(Items listed in the dataset)
# # # #

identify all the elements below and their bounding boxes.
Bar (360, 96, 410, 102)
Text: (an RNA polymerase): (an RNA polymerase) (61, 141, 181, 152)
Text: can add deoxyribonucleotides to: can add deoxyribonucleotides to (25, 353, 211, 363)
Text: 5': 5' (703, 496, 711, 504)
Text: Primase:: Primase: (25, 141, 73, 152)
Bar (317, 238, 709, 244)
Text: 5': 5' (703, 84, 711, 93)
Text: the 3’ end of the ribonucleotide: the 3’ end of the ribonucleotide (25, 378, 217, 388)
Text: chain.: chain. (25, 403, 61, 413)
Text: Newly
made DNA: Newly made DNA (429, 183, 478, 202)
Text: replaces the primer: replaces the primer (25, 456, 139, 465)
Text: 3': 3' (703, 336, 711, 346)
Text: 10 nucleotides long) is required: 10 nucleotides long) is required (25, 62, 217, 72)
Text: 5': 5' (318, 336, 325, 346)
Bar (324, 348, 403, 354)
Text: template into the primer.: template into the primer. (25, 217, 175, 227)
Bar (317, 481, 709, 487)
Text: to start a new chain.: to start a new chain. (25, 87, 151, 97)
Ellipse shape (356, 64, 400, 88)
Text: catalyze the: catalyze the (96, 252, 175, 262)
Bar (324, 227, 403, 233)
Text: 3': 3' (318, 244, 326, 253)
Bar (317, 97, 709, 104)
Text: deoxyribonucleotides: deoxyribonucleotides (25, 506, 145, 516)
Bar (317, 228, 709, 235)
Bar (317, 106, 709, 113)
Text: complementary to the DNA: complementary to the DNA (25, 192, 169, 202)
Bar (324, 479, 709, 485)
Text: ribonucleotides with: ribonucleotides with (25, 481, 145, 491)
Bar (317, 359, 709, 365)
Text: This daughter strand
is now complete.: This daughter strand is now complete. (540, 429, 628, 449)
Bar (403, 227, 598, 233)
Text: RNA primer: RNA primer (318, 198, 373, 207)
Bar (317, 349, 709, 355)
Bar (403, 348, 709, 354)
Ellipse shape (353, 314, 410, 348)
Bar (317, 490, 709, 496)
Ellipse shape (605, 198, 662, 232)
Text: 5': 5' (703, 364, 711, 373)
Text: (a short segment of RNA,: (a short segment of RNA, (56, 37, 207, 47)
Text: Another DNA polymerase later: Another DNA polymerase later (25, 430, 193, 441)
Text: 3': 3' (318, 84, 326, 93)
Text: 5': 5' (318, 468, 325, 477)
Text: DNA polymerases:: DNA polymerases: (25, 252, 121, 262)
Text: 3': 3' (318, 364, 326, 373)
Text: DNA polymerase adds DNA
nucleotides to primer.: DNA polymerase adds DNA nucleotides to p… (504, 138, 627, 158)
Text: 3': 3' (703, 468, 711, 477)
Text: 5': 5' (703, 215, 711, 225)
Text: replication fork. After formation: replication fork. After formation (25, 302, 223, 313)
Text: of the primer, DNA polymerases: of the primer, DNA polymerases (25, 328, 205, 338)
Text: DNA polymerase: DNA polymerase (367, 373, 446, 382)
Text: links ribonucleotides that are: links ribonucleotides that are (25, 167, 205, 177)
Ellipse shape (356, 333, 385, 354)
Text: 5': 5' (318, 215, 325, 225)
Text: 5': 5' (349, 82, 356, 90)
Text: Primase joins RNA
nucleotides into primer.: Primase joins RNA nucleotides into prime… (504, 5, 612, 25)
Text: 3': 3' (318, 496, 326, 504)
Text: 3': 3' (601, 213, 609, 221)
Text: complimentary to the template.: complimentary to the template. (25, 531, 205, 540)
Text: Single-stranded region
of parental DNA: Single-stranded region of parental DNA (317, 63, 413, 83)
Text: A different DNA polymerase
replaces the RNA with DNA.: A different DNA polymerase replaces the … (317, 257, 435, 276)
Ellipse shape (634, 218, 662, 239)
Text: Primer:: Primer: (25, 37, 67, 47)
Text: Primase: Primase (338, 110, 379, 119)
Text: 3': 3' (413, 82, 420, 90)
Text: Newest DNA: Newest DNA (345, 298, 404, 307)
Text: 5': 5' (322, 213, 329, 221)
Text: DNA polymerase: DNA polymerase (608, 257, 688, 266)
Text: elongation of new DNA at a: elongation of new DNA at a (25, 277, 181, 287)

# # # #

Reproduce every line of the data above word for word, leaving nothing out.

identify all the elements below and their bounding boxes.
Bar (360, 96, 410, 102)
Text: (an RNA polymerase): (an RNA polymerase) (61, 141, 181, 152)
Text: can add deoxyribonucleotides to: can add deoxyribonucleotides to (25, 353, 211, 363)
Text: 5': 5' (703, 496, 711, 504)
Text: Primase:: Primase: (25, 141, 73, 152)
Bar (317, 238, 709, 244)
Text: 5': 5' (703, 84, 711, 93)
Text: the 3’ end of the ribonucleotide: the 3’ end of the ribonucleotide (25, 378, 217, 388)
Text: chain.: chain. (25, 403, 61, 413)
Text: Newly
made DNA: Newly made DNA (429, 183, 478, 202)
Text: replaces the primer: replaces the primer (25, 456, 139, 465)
Text: 3': 3' (703, 336, 711, 346)
Text: 10 nucleotides long) is required: 10 nucleotides long) is required (25, 62, 217, 72)
Text: 5': 5' (318, 336, 325, 346)
Bar (324, 348, 403, 354)
Text: template into the primer.: template into the primer. (25, 217, 175, 227)
Bar (317, 481, 709, 487)
Text: to start a new chain.: to start a new chain. (25, 87, 151, 97)
Ellipse shape (356, 64, 400, 88)
Text: catalyze the: catalyze the (96, 252, 175, 262)
Bar (324, 227, 403, 233)
Text: 3': 3' (318, 244, 326, 253)
Bar (317, 97, 709, 104)
Text: deoxyribonucleotides: deoxyribonucleotides (25, 506, 145, 516)
Bar (317, 228, 709, 235)
Bar (317, 106, 709, 113)
Text: complementary to the DNA: complementary to the DNA (25, 192, 169, 202)
Bar (324, 479, 709, 485)
Text: ribonucleotides with: ribonucleotides with (25, 481, 145, 491)
Bar (317, 359, 709, 365)
Text: This daughter strand
is now complete.: This daughter strand is now complete. (540, 429, 628, 449)
Bar (403, 227, 598, 233)
Text: RNA primer: RNA primer (318, 198, 373, 207)
Bar (317, 349, 709, 355)
Bar (403, 348, 709, 354)
Ellipse shape (353, 314, 410, 348)
Bar (317, 490, 709, 496)
Ellipse shape (605, 198, 662, 232)
Text: 5': 5' (703, 364, 711, 373)
Text: (a short segment of RNA,: (a short segment of RNA, (56, 37, 207, 47)
Text: Another DNA polymerase later: Another DNA polymerase later (25, 430, 193, 441)
Text: 3': 3' (318, 84, 326, 93)
Text: 5': 5' (318, 468, 325, 477)
Text: DNA polymerases:: DNA polymerases: (25, 252, 121, 262)
Text: 3': 3' (318, 364, 326, 373)
Text: DNA polymerase adds DNA
nucleotides to primer.: DNA polymerase adds DNA nucleotides to p… (504, 138, 627, 158)
Text: 3': 3' (703, 468, 711, 477)
Text: 5': 5' (703, 215, 711, 225)
Text: replication fork. After formation: replication fork. After formation (25, 302, 223, 313)
Text: of the primer, DNA polymerases: of the primer, DNA polymerases (25, 328, 205, 338)
Text: DNA polymerase: DNA polymerase (367, 373, 446, 382)
Text: links ribonucleotides that are: links ribonucleotides that are (25, 167, 205, 177)
Ellipse shape (356, 333, 385, 354)
Text: 5': 5' (318, 215, 325, 225)
Text: 5': 5' (349, 82, 356, 90)
Text: Primase joins RNA
nucleotides into primer.: Primase joins RNA nucleotides into prime… (504, 5, 612, 25)
Text: 3': 3' (318, 496, 326, 504)
Text: 3': 3' (601, 213, 609, 221)
Text: complimentary to the template.: complimentary to the template. (25, 531, 205, 540)
Text: Single-stranded region
of parental DNA: Single-stranded region of parental DNA (317, 63, 413, 83)
Text: A different DNA polymerase
replaces the RNA with DNA.: A different DNA polymerase replaces the … (317, 257, 435, 276)
Ellipse shape (634, 218, 662, 239)
Text: Primer:: Primer: (25, 37, 67, 47)
Text: Primase: Primase (338, 110, 379, 119)
Text: 3': 3' (413, 82, 420, 90)
Text: Newest DNA: Newest DNA (345, 298, 404, 307)
Text: 5': 5' (322, 213, 329, 221)
Text: DNA polymerase: DNA polymerase (608, 257, 688, 266)
Text: elongation of new DNA at a: elongation of new DNA at a (25, 277, 181, 287)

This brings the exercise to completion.